* DIRECTIONS FOR THIS TASK: Reading down the listing below, count the lines where the word "JSON" shows up, then give only that count.

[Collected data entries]
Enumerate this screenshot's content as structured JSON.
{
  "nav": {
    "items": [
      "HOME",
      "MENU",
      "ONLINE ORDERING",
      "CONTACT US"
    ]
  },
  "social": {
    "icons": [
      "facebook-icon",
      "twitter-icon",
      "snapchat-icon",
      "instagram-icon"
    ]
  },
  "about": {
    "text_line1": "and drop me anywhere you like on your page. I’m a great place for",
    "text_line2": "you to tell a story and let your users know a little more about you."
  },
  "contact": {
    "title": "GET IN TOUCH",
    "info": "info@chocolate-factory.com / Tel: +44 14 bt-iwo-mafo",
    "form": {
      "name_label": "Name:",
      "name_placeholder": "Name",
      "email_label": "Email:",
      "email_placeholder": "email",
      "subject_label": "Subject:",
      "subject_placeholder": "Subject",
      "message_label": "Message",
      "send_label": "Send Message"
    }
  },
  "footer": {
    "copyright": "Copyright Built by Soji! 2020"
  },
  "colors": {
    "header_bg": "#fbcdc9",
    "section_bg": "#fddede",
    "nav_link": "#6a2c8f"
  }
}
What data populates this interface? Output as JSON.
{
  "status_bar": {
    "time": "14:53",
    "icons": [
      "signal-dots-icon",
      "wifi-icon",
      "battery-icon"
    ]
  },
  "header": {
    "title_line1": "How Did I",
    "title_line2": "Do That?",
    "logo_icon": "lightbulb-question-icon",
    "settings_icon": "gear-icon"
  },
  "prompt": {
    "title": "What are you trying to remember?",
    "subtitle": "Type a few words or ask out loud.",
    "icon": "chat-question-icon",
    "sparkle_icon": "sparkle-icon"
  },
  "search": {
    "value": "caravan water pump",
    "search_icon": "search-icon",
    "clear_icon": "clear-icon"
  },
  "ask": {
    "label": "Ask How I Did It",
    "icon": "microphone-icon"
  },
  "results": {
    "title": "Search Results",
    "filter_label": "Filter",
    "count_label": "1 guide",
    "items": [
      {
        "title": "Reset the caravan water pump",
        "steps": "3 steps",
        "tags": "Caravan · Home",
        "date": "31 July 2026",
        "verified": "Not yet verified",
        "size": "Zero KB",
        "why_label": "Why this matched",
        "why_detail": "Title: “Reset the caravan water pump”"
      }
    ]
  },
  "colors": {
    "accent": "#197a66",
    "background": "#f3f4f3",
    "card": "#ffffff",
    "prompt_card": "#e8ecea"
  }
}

* RESULT BELOW: 2